▶ [TEXT]:
Using the prescribed example:
$$
\begin{eqnarray*}
\alpha &=& (\frac{\partial \ell}{\partial a_0},\frac{\partial \ell}{\partial a_1}, \frac{\partial \ell}{\partial a_2}, \frac{\partial \ell}{\partial a_3}) \\
\frac{\partial \ell}{\partial a_0} &=& \frac{\partial \ell}{\partial c_0}\frac{\partial c_0}{\partial a_0} + \frac{\partial \ell}{\partial c_1}\frac{\partial c_1}{\partial a_0} + \frac{\partial \ell}{\partial c_2}\frac{\partial c_2}{\partial a_0} = \gamma_0b_0 + \gamma_1b_1 + \gamma_2b_2 \\
\frac{\partial \ell}{\partial a_1} &=& \frac{\partial \ell}{\partial c_1}\frac{\partial c_1}{\partial a_1} + \frac{\partial \ell}{\partial c_2}\frac{\partial c_2}{\partial a_1} + \frac{\partial \ell}{\partial c_3}\frac{\partial c_3}{\partial a_1} = \gamma_1b_0 + \gamma_2b_1 + \gamma_3b_2 \\
\frac{\partial \ell}{\partial a_2} &=& \frac{\partial \ell}{\partial c_2}\frac{\partial c_2}{\partial a_2} + \frac{\partial \ell}{\partial c_3}\frac{\partial c_3}{\partial a_2} + \frac{\partial \ell}{\partial c_4}\frac{\partial c_4}{\partial a_2} = \gamma_2b_0 + \gamma_3b_1 + \gamma_4b_2 \\
\frac{\partial \ell}{\partial a_3} &=& \frac{\partial \ell}{\partial c_3}\frac{\partial c_3}{\partial a_3} + \frac{\partial \ell}{\partial c_4}\frac{\partial c_4}{\partial a_3} + \frac{\partial \ell}{\partial c_5}\frac{\partial c_5}{\partial a_3} = \gamma_3b_0 + \gamma_4b_1 + \gamma_5b_2 \\
\beta &=& (\frac{\partial \ell}{\partial b_0},\frac{\partial \ell}{\partial b_1}, \frac{\partial \ell}{\partial b_2}) \\ 
\frac{\partial \ell}{\partial b_0} &=& \frac{\partial \ell}{\partial c_0}\frac{\partial c_0}{\partial b_0} + \frac{\partial \ell}{\partial c_1}\frac{\partial c_1}{\partial b_0} + \frac{\partial \ell}{\partial c_2}\frac{\partial c_2}{\partial b_0} + \frac{\partial \ell}{\partial c_3}\frac{\partial c_3}{\partial b_0}  = \gamma_0a_0 + \gamma_1a_1 + \gamma_2a_2 + \gamma_3a_3\\
\frac{\partial \ell}{\partial b_1} &=& \frac{\partial \ell}{\partial c_1}\frac{\partial c_1}{\partial b_1} + \frac{\partial \ell}{\partial c_2}\frac{\partial c_2}{\partial b_1} + \frac{\partial \ell}{\partial c_3}\frac{\partial c_3}{\partial b_1} + \frac{\partial \ell}{\partial c_4}\frac{\partial c_4}{\partial b_1}  = \gamma_1a_0 + \gamma_2a_1 + \gamma_3a_2 + \gamma_4a_3\\
\frac{\partial \ell}{\partial b_2} &=& \frac{\partial \ell}{\partial c_2}\frac{\partial c_2}{\partial b_2} + \frac{\partial \ell}{\partial c_3}\frac{\partial c_3}{\partial b_2} + \frac{\partial \ell}{\partial c_4}\frac{\partial c_4}{\partial b_2} + \frac{\partial \ell}{\partial c_5}\frac{\partial c_5}{\partial b_2}  = \gamma_2a_0 + \gamma_3a_1 + \gamma_4a_2 + \gamma_5a_3
\end{eqnarray*}
$$

Given the above expresssions, we can see that $\alpha$ can be written as a valid correlation of $\gamma$ and $b$ and $\beta$ can be written as a valid correlation of $\gamma$ and $a$. Thus:
$\alpha = \gamma *_+^v b$ and $\beta = \gamma *_+^v a$.

▶ [GIVEN REQUEST A]: In the derivation, what can β be written as?
▶ [GIVEN REQUEST B]: Reproduce the part of the derivation that runs from "Given the above" up to and including "and $\beta = \gamma *_+^v a$.", without changing a character.

▶ [GIVEN DATA]:

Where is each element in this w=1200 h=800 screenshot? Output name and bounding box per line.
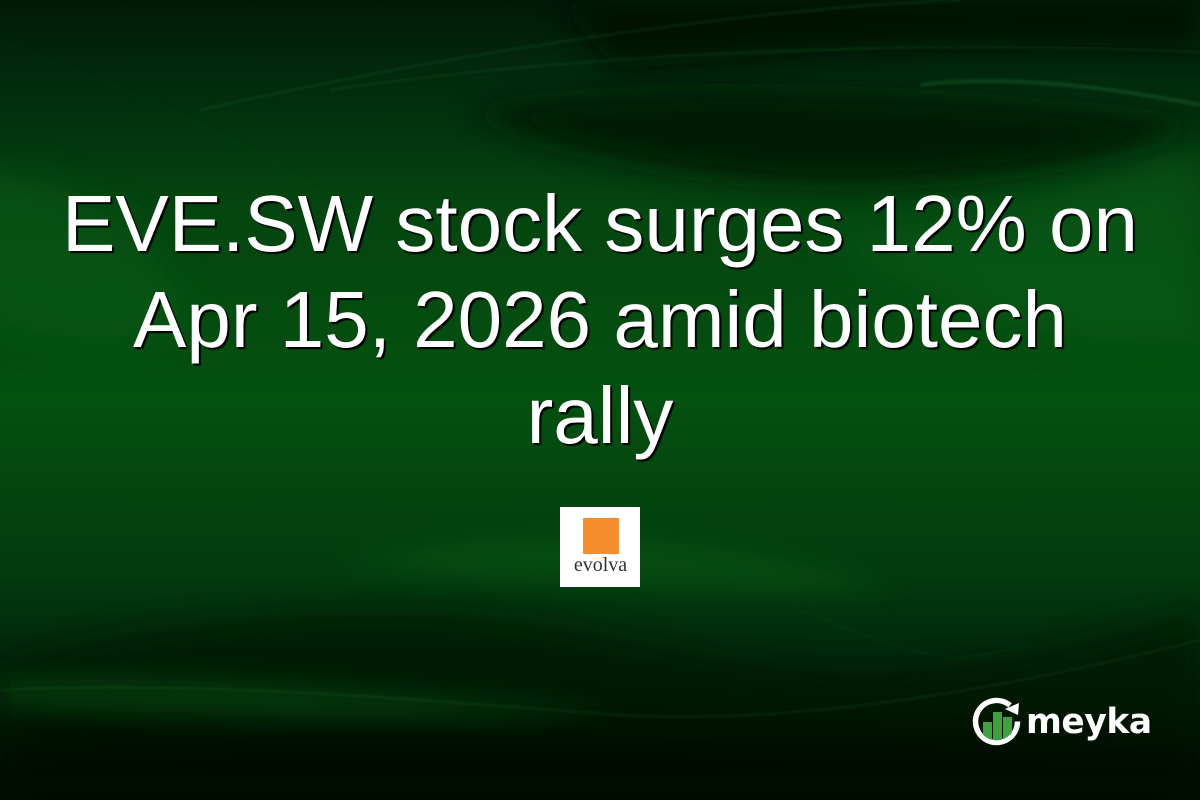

▶ [COMPLETE RESPONSE A]: β can be written as a valid correlation of γ and a.

▶ [COMPLETE RESPONSE B]:
Given the above expresssions, we can see that $\alpha$ can be written as a valid correlation of $\gamma$ and $b$ and $\beta$ can be written as a valid correlation of $\gamma$ and $a$. Thus:
$\alpha = \gamma *_+^v b$ and $\beta = \gamma *_+^v a$.